→ **Dataset rows**:

————

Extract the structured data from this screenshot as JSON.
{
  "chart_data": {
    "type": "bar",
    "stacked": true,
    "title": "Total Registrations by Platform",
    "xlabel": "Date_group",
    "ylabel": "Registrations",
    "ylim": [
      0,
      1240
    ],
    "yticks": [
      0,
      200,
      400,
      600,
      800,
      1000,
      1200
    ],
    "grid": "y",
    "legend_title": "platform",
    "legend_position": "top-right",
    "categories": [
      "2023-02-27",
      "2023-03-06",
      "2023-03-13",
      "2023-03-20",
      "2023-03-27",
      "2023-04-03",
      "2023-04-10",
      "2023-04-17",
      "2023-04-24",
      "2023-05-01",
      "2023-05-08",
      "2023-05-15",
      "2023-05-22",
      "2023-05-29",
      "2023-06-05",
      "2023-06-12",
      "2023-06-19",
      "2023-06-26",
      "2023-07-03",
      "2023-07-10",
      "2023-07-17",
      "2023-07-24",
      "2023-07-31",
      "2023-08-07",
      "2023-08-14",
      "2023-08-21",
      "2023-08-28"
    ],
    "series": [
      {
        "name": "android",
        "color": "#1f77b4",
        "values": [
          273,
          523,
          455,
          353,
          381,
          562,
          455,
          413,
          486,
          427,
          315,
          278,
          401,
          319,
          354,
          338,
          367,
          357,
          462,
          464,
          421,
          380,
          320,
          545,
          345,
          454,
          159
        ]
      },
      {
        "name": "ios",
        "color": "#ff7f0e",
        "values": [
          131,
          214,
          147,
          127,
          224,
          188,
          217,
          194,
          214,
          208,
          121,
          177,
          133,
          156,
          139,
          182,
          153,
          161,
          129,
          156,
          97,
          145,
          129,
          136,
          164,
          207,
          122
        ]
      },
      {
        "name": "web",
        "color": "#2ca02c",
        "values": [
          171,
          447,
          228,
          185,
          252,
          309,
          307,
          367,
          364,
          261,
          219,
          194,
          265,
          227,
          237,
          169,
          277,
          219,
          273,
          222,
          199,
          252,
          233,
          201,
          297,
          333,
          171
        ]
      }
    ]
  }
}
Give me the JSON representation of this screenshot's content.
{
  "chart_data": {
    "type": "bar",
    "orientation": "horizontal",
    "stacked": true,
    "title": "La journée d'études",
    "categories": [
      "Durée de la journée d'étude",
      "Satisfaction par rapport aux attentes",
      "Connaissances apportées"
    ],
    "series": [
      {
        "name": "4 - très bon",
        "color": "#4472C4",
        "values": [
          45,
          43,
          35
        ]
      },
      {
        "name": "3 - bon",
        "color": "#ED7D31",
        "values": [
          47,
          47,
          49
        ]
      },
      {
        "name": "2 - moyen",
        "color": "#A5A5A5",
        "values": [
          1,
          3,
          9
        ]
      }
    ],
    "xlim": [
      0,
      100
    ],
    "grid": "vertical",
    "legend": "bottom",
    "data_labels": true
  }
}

————

→ **Problem to work on**: From the line with "Give me the" to the last line of the material, give every line again exactly, and only those lines.

→ **Full response**:
Give me the JSON representation of this screenshot's content.
{
  "chart_data": {
    "type": "bar",
    "orientation": "horizontal",
    "stacked": true,
    "title": "La journée d'études",
    "categories": [
      "Durée de la journée d'étude",
      "Satisfaction par rapport aux attentes",
      "Connaissances apportées"
    ],
    "series": [
      {
        "name": "4 - très bon",
        "color": "#4472C4",
        "values": [
          45,
          43,
          35
        ]
      },
      {
        "name": "3 - bon",
        "color": "#ED7D31",
        "values": [
          47,
          47,
          49
        ]
      },
      {
        "name": "2 - moyen",
        "color": "#A5A5A5",
        "values": [
          1,
          3,
          9
        ]
      }
    ],
    "xlim": [
      0,
      100
    ],
    "grid": "vertical",
    "legend": "bottom",
    "data_labels": true
  }
}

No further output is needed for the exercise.